**INSTRUCTION**
Output the data exactly, with every line intact.

Source data:
============================================================
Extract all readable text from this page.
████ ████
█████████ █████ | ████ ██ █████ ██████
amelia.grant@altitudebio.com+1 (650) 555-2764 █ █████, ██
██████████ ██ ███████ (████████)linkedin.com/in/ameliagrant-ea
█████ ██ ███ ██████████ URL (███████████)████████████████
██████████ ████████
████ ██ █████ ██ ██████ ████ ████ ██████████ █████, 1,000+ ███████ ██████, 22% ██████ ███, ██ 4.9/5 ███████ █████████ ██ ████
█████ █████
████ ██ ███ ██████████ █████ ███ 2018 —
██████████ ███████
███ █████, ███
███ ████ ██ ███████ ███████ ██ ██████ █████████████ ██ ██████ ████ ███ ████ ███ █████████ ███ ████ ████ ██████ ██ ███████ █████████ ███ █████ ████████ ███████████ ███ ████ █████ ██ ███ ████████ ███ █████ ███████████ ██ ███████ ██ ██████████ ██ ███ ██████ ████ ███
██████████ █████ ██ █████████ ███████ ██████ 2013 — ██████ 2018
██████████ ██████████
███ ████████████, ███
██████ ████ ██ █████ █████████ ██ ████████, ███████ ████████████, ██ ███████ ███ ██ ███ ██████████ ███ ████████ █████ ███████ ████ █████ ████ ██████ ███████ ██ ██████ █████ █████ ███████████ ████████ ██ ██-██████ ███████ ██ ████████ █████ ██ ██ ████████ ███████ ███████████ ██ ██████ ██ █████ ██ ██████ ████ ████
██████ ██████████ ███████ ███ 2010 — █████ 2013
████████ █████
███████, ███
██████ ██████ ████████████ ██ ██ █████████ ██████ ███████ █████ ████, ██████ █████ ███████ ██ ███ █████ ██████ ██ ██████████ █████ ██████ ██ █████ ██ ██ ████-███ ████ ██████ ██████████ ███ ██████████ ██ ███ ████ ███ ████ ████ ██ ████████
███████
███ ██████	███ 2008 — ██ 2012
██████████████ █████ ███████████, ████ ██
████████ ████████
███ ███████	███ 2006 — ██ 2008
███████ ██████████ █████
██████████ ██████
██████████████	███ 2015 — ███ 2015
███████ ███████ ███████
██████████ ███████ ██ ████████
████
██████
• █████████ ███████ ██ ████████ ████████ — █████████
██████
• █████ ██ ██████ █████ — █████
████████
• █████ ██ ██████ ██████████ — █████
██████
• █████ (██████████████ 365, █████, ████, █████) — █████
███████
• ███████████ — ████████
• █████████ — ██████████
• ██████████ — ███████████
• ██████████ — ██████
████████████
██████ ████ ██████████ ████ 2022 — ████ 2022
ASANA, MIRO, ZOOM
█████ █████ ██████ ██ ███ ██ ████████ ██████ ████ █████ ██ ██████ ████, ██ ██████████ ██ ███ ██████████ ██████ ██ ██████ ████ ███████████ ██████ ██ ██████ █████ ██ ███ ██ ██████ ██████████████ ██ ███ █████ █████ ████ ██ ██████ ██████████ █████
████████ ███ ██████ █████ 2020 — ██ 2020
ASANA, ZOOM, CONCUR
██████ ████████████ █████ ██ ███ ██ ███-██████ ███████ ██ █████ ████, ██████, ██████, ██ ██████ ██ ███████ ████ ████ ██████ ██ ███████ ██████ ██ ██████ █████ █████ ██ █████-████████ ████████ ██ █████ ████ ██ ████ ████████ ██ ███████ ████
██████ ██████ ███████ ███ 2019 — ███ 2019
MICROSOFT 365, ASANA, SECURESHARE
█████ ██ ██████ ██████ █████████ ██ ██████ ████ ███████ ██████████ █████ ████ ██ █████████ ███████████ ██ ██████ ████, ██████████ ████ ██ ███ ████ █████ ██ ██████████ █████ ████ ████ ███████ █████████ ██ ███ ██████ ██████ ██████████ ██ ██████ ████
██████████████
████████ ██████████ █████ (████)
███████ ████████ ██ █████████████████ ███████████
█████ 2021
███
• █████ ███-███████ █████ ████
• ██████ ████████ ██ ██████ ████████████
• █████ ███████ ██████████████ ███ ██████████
============================================================
**EXERCISE RESPONSE**
Extract all readable text from this page.
████ ████
█████████ █████ | ████ ██ █████ ██████
amelia.grant@altitudebio.com+1 (650) 555-2764 █ █████, ██
██████████ ██ ███████ (████████)linkedin.com/in/ameliagrant-ea
█████ ██ ███ ██████████ URL (███████████)████████████████
██████████ ████████
████ ██ █████ ██ ██████ ████ ████ ██████████ █████, 1,000+ ███████ ██████, 22% ██████ ███, ██ 4.9/5 ███████ █████████ ██ ████
█████ █████
████ ██ ███ ██████████ █████ ███ 2018 —
██████████ ███████
███ █████, ███
███ ████ ██ ███████ ███████ ██ ██████ █████████████ ██ ██████ ████ ███ ████ ███ █████████ ███ ████ ████ ██████ ██ ███████ █████████ ███ █████ ████████ ███████████ ███ ████ █████ ██ ███ ████████ ███ █████ ███████████ ██ ███████ ██ ██████████ ██ ███ ██████ ████ ███
██████████ █████ ██ █████████ ███████ ██████ 2013 — ██████ 2018
██████████ ██████████
███ ████████████, ███
██████ ████ ██ █████ █████████ ██ ████████, ███████ ████████████, ██ ███████ ███ ██ ███ ██████████ ███ ████████ █████ ███████ ████ █████ ████ ██████ ███████ ██ ██████ █████ █████ ███████████ ████████ ██ ██-██████ ███████ ██ ████████ █████ ██ ██ ████████ ███████ ███████████ ██ ██████ ██ █████ ██ ██████ ████ ████
██████ ██████████ ███████ ███ 2010 — █████ 2013
████████ █████
███████, ███
██████ ██████ ████████████ ██ ██ █████████ ██████ ███████ █████ ████, ██████ █████ ███████ ██ ███ █████ ██████ ██ ██████████ █████ ██████ ██ █████ ██ ██ ████-███ ████ ██████ ██████████ ███ ██████████ ██ ███ ████ ███ ████ ████ ██ ████████
███████
███ ██████	███ 2008 — ██ 2012
██████████████ █████ ███████████, ████ ██
████████ ████████
███ ███████	███ 2006 — ██ 2008
███████ ██████████ █████
██████████ ██████
██████████████	███ 2015 — ███ 2015
███████ ███████ ███████
██████████ ███████ ██ ████████
████
██████
• █████████ ███████ ██ ████████ ████████ — █████████
██████
• █████ ██ ██████ █████ — █████
████████
• █████ ██ ██████ ██████████ — █████
██████
• █████ (██████████████ 365, █████, ████, █████) — █████
███████
• ███████████ — ████████
• █████████ — ██████████
• ██████████ — ███████████
• ██████████ — ██████
████████████
██████ ████ ██████████ ████ 2022 — ████ 2022
ASANA, MIRO, ZOOM
█████ █████ ██████ ██ ███ ██ ████████ ██████ ████ █████ ██ ██████ ████, ██ ██████████ ██ ███ ██████████ ██████ ██ ██████ ████ ███████████ ██████ ██ ██████ █████ ██ ███ ██ ██████ ██████████████ ██ ███ █████ █████ ████ ██ ██████ ██████████ █████
████████ ███ ██████ █████ 2020 — ██ 2020
ASANA, ZOOM, CONCUR
██████ ████████████ █████ ██ ███ ██ ███-██████ ███████ ██ █████ ████, ██████, ██████, ██ ██████ ██ ███████ ████ ████ ██████ ██ ███████ ██████ ██ ██████ █████ █████ ██ █████-████████ ████████ ██ █████ ████ ██ ████ ████████ ██ ███████ ████
██████ ██████ ███████ ███ 2019 — ███ 2019
MICROSOFT 365, ASANA, SECURESHARE
█████ ██ ██████ ██████ █████████ ██ ██████ ████ ███████ ██████████ █████ ████ ██ █████████ ███████████ ██ ██████ ████, ██████████ ████ ██ ███ ████ █████ ██ ██████████ █████ ████ ████ ███████ █████████ ██ ███ ██████ ██████ ██████████ ██ ██████ ████
██████████████
████████ ██████████ █████ (████)
███████ ████████ ██ █████████████████ ███████████
█████ 2021
███
• █████ ███-███████ █████ ████
• ██████ ████████ ██ ██████ ████████████
• █████ ███████ ██████████████ ███ ██████████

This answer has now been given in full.